Task to complete: Pictures should be excluded; otherwise, copy every entry exactly.

# start of Raw records

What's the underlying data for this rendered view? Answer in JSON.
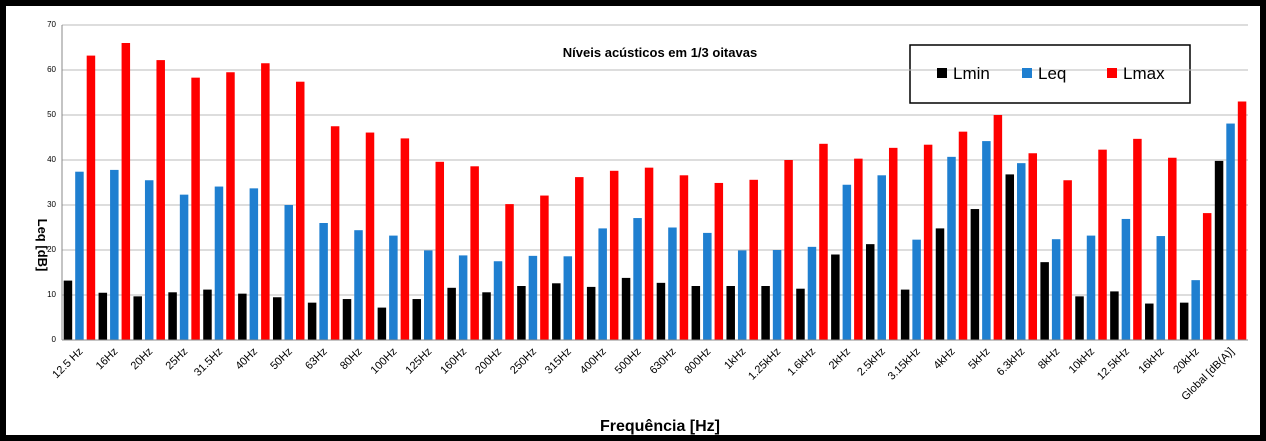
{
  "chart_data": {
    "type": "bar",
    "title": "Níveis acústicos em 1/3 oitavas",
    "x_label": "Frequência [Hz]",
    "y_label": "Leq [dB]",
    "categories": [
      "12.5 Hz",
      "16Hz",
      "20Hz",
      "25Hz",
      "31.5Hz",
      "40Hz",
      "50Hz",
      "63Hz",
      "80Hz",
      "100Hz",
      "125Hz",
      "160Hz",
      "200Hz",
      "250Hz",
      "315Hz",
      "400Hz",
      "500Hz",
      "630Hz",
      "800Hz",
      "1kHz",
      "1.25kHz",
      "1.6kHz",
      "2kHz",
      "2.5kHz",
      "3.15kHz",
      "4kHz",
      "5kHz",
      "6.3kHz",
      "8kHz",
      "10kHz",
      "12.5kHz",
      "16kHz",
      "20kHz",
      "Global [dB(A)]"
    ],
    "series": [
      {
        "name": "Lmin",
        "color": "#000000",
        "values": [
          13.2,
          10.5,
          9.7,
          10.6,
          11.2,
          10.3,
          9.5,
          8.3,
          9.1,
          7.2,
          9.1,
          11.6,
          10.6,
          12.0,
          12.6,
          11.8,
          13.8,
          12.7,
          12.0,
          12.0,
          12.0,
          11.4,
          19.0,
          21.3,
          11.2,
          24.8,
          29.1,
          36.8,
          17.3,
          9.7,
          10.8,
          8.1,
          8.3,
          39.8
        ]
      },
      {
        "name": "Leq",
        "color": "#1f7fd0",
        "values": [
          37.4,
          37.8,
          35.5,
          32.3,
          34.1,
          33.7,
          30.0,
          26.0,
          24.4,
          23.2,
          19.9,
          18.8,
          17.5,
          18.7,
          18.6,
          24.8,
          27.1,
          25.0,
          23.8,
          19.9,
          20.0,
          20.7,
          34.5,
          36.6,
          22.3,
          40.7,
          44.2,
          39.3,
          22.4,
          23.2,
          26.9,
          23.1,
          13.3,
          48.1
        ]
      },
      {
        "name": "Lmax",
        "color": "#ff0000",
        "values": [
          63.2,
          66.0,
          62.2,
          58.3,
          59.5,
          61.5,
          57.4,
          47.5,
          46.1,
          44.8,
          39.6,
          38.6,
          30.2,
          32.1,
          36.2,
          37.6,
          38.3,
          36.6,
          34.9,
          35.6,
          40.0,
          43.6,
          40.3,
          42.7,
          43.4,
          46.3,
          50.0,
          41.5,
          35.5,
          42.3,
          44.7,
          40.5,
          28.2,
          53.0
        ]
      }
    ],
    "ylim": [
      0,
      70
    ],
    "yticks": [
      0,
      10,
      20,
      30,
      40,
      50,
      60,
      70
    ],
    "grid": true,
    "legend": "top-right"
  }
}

# end of Raw records

Full output:
What's the underlying data for this rendered view? Answer in JSON.
{
  "chart_data": {
    "type": "bar",
    "title": "Níveis acústicos em 1/3 oitavas",
    "x_label": "Frequência [Hz]",
    "y_label": "Leq [dB]",
    "categories": [
      "12.5 Hz",
      "16Hz",
      "20Hz",
      "25Hz",
      "31.5Hz",
      "40Hz",
      "50Hz",
      "63Hz",
      "80Hz",
      "100Hz",
      "125Hz",
      "160Hz",
      "200Hz",
      "250Hz",
      "315Hz",
      "400Hz",
      "500Hz",
      "630Hz",
      "800Hz",
      "1kHz",
      "1.25kHz",
      "1.6kHz",
      "2kHz",
      "2.5kHz",
      "3.15kHz",
      "4kHz",
      "5kHz",
      "6.3kHz",
      "8kHz",
      "10kHz",
      "12.5kHz",
      "16kHz",
      "20kHz",
      "Global [dB(A)]"
    ],
    "series": [
      {
        "name": "Lmin",
        "color": "#000000",
        "values": [
          13.2,
          10.5,
          9.7,
          10.6,
          11.2,
          10.3,
          9.5,
          8.3,
          9.1,
          7.2,
          9.1,
          11.6,
          10.6,
          12.0,
          12.6,
          11.8,
          13.8,
          12.7,
          12.0,
          12.0,
          12.0,
          11.4,
          19.0,
          21.3,
          11.2,
          24.8,
          29.1,
          36.8,
          17.3,
          9.7,
          10.8,
          8.1,
          8.3,
          39.8
        ]
      },
      {
        "name": "Leq",
        "color": "#1f7fd0",
        "values": [
          37.4,
          37.8,
          35.5,
          32.3,
          34.1,
          33.7,
          30.0,
          26.0,
          24.4,
          23.2,
          19.9,
          18.8,
          17.5,
          18.7,
          18.6,
          24.8,
          27.1,
          25.0,
          23.8,
          19.9,
          20.0,
          20.7,
          34.5,
          36.6,
          22.3,
          40.7,
          44.2,
          39.3,
          22.4,
          23.2,
          26.9,
          23.1,
          13.3,
          48.1
        ]
      },
      {
        "name": "Lmax",
        "color": "#ff0000",
        "values": [
          63.2,
          66.0,
          62.2,
          58.3,
          59.5,
          61.5,
          57.4,
          47.5,
          46.1,
          44.8,
          39.6,
          38.6,
          30.2,
          32.1,
          36.2,
          37.6,
          38.3,
          36.6,
          34.9,
          35.6,
          40.0,
          43.6,
          40.3,
          42.7,
          43.4,
          46.3,
          50.0,
          41.5,
          35.5,
          42.3,
          44.7,
          40.5,
          28.2,
          53.0
        ]
      }
    ],
    "ylim": [
      0,
      70
    ],
    "yticks": [
      0,
      10,
      20,
      30,
      40,
      50,
      60,
      70
    ],
    "grid": true,
    "legend": "top-right"
  }
}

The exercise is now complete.